How To Improve Postgres Performance: Our Tips and Tricks
Did you already feel helpless when watching the response time of your database increase month after month? Did you ever ask yourself why some SQL queries you wrote two years ago cause more and more errors over time? Don't look further: you probably have a major performance issue on your database.
We had this problem in one of our customers project, too. We took concrete actions to fix it: gather data, understand and pinpoint the major issues, and fix them.
Here is what we learned on the way.
Managing databases can be very difficult, especially after years of activity. The more we develop new features, the more the database activity increases. That phenomenom appears in every project, it's quite usual, no reason to worry.
Let's take the example of a classic web project.

§ Provided material
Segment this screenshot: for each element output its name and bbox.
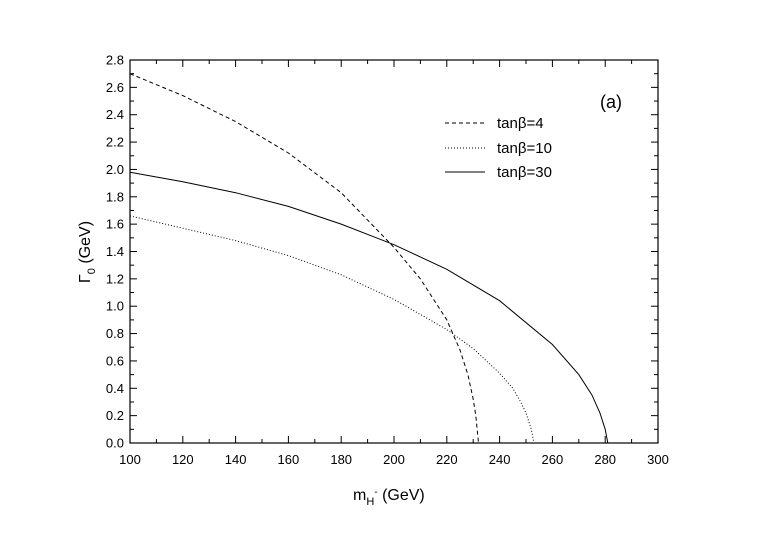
- series-line-1: [129, 215, 535, 444]
- y-tick-label: 1.2: [106, 271, 124, 286]
- x-tick-label: 180: [330, 452, 352, 467]
- y-axis-label-main: Γ: [77, 274, 94, 283]
- legend-label-tanb10: tanβ=10: [497, 140, 552, 157]
- x-axis-label-sup: -: [374, 487, 377, 498]
- x-tick-label: 300: [647, 452, 669, 467]
- x-tick-label: 200: [383, 452, 405, 467]
- x-axis-label-unit: (GeV): [378, 487, 425, 504]
- y-axis-label-sub: 0: [86, 268, 98, 274]
- series-line-0: [129, 73, 479, 444]
- y-tick-label: 1.0: [106, 299, 124, 314]
- y-axis-ticks: 0.0 0.2 0.4 0.6 0.8 1.0 1.2 1.4 1.6 1.8 2.0 2.2 2.4 2…: [106, 53, 658, 451]
- x-tick-label: 280: [594, 452, 616, 467]
- y-axis-label: Γ0 (GeV): [77, 221, 98, 283]
- y-tick-label: 0.2: [106, 408, 124, 423]
- y-tick-label: 0.6: [106, 353, 124, 368]
- legend-label-tanb30: tanβ=30: [497, 164, 552, 181]
- series-layer: [129, 73, 609, 444]
- x-axis-label: mH- (GeV): [353, 487, 425, 508]
- y-tick-label: 2.0: [106, 162, 124, 177]
- x-tick-label: 160: [278, 452, 300, 467]
- y-tick-label: 2.4: [106, 107, 124, 122]
- y-axis-label-unit: (GeV): [77, 221, 94, 268]
- x-tick-label: 100: [119, 452, 141, 467]
- panel-label: (a): [600, 92, 622, 112]
- y-tick-label: 1.6: [106, 217, 124, 232]
- y-tick-label: 2.6: [106, 80, 124, 95]
- x-tick-label: 220: [436, 452, 458, 467]
- y-tick-label: 1.4: [106, 244, 124, 259]
- series-line-2: [129, 171, 609, 444]
- x-axis-label-sub: H: [366, 496, 374, 508]
- y-tick-label: 0.0: [106, 436, 124, 451]
- y-tick-label: 1.8: [106, 189, 124, 204]
- x-axis-label-main: m: [353, 487, 366, 504]
- x-tick-label: 120: [172, 452, 194, 467]
- x-axis-ticks: 100 120 140 160 180 200 220 240 260 280 300: [119, 60, 669, 467]
- y-tick-label: 0.4: [106, 381, 124, 396]
- x-tick-label: 240: [489, 452, 511, 467]
- plot-frame: [129, 59, 659, 444]
- y-tick-label: 2.8: [106, 53, 124, 68]
- x-tick-label: 260: [542, 452, 564, 467]
- y-tick-label: 0.8: [106, 326, 124, 341]
- x-tick-label: 140: [225, 452, 247, 467]
- y-tick-label: 2.2: [106, 135, 124, 150]
- legend-label-tanb4: tanβ=4: [497, 115, 544, 132]
- legend: tanβ=4 tanβ=10 tanβ=30: [445, 115, 552, 181]
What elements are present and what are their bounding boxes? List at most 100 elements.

§ Problems to solve
1. Output the passage of the Postgres performance article above between "How To Improve" and "on the way.", inclusive.
2. Pick up the Postgres performance article at the point where it stops and continue it.

§ Results by task
1.
How To Improve Postgres Performance: Our Tips and Tricks
Did you already feel helpless when watching the response time of your database increase month after month? Did you ever ask yourself why some SQL queries you wrote two years ago cause more and more errors over time? Don't look further: you probably have a major performance issue on your database.
We had this problem in one of our customers project, too. We took concrete actions to fix it: gather data, understand and pinpoint the major issues, and fix them.
Here is what we learned on the way.

2.
In the beginning, when a project starts, we put the focus on delivering value by developing core features. That's why we start by setting up the simplest database schema possible, and it works well.
And then, the project grows, and the database grows, too. It's not a problem, our original choices are proven to be right... until everything collapses. It could happen after months, or even years later.
With databases, a query that ran fast with 10k entries may be super slow for 100k entries, and even slower with 1000k+ entries. There are thresholds changing how the database perform queries, for instance when the size of two concurrent indices changes, or when the CPU consumed by the database goes over 70% for several minutes, or when an index can't fix in memory due to the size of the data set. If you don't pay attention, your database might run out of CPU or spend its time waiting for I/O.
Obviously, we better identify the issues right now instead of waiting for everything to break. It will save coffee and many hours of sleep.
The first thing that should come to your mind when hearing about performances is monitoring. Like for most servers, it's possible to monitor almost everything in your database. The priority is to watch the CPU, but you could also pay attention to the number of connections, or to the free disk space.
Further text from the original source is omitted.